-- RECORDS SUPPLIED start --

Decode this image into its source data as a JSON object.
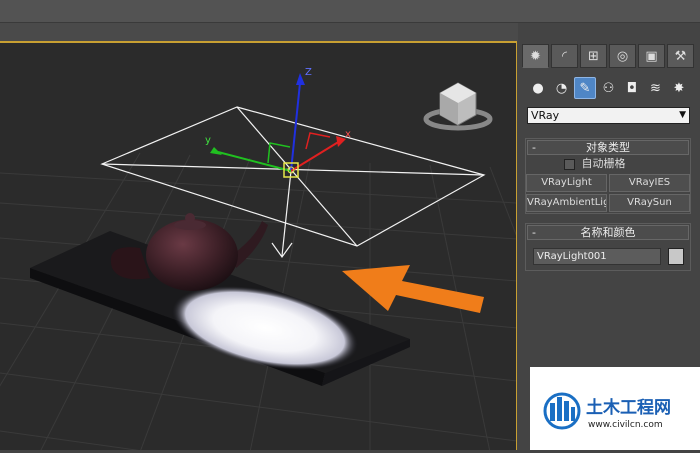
{
  "command_panel": {
    "tabs": [
      {
        "icon": "sun-icon",
        "glyph": "✹"
      },
      {
        "icon": "modify-curve-icon",
        "glyph": "◜"
      },
      {
        "icon": "hierarchy-icon",
        "glyph": "⊞"
      },
      {
        "icon": "motion-icon",
        "glyph": "◎"
      },
      {
        "icon": "display-icon",
        "glyph": "▣"
      },
      {
        "icon": "utilities-hammer-icon",
        "glyph": "⚒"
      }
    ],
    "subtype_icons": [
      {
        "icon": "geometry-sphere-icon",
        "glyph": "●"
      },
      {
        "icon": "shapes-icon",
        "glyph": "◔"
      },
      {
        "icon": "lights-icon",
        "glyph": "✎"
      },
      {
        "icon": "cameras-icon",
        "glyph": "⚇"
      },
      {
        "icon": "helpers-icon",
        "glyph": "◘"
      },
      {
        "icon": "space-warps-icon",
        "glyph": "≋"
      },
      {
        "icon": "systems-icon",
        "glyph": "✸"
      }
    ],
    "category_dropdown": {
      "value": "VRay"
    },
    "object_type": {
      "title": "对象类型",
      "collapse": "-",
      "autogrid_label": "自动栅格",
      "buttons": [
        "VRayLight",
        "VRayIES",
        "VRayAmbientLight",
        "VRaySun"
      ]
    },
    "name_color": {
      "title": "名称和颜色",
      "collapse": "-",
      "name_value": "VRayLight001",
      "color": "#c8c8c8"
    }
  },
  "gizmo": {
    "axis_z": "Z",
    "axis_y": "y",
    "axis_x": "x"
  },
  "colors": {
    "viewport_border": "#c8a032",
    "arrow": "#f07d1a",
    "axis_x": "#e02020",
    "axis_y": "#20c020",
    "axis_z": "#2030e0"
  },
  "watermark": {
    "title": "土木工程网",
    "url": "www.civilcn.com"
  }
}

-- RECORDS SUPPLIED end --

> WRITTEN INSTRUCTION: Reproduce every record above exactly, omitting the pictures.

> SOLUTION TO THE PROBLEM:
Decode this image into its source data as a JSON object.
{
  "command_panel": {
    "tabs": [
      {
        "icon": "sun-icon",
        "glyph": "✹"
      },
      {
        "icon": "modify-curve-icon",
        "glyph": "◜"
      },
      {
        "icon": "hierarchy-icon",
        "glyph": "⊞"
      },
      {
        "icon": "motion-icon",
        "glyph": "◎"
      },
      {
        "icon": "display-icon",
        "glyph": "▣"
      },
      {
        "icon": "utilities-hammer-icon",
        "glyph": "⚒"
      }
    ],
    "subtype_icons": [
      {
        "icon": "geometry-sphere-icon",
        "glyph": "●"
      },
      {
        "icon": "shapes-icon",
        "glyph": "◔"
      },
      {
        "icon": "lights-icon",
        "glyph": "✎"
      },
      {
        "icon": "cameras-icon",
        "glyph": "⚇"
      },
      {
        "icon": "helpers-icon",
        "glyph": "◘"
      },
      {
        "icon": "space-warps-icon",
        "glyph": "≋"
      },
      {
        "icon": "systems-icon",
        "glyph": "✸"
      }
    ],
    "category_dropdown": {
      "value": "VRay"
    },
    "object_type": {
      "title": "对象类型",
      "collapse": "-",
      "autogrid_label": "自动栅格",
      "buttons": [
        "VRayLight",
        "VRayIES",
        "VRayAmbientLight",
        "VRaySun"
      ]
    },
    "name_color": {
      "title": "名称和颜色",
      "collapse": "-",
      "name_value": "VRayLight001",
      "color": "#c8c8c8"
    }
  },
  "gizmo": {
    "axis_z": "Z",
    "axis_y": "y",
    "axis_x": "x"
  },
  "colors": {
    "viewport_border": "#c8a032",
    "arrow": "#f07d1a",
    "axis_x": "#e02020",
    "axis_y": "#20c020",
    "axis_z": "#2030e0"
  },
  "watermark": {
    "title": "土木工程网",
    "url": "www.civilcn.com"
  }
}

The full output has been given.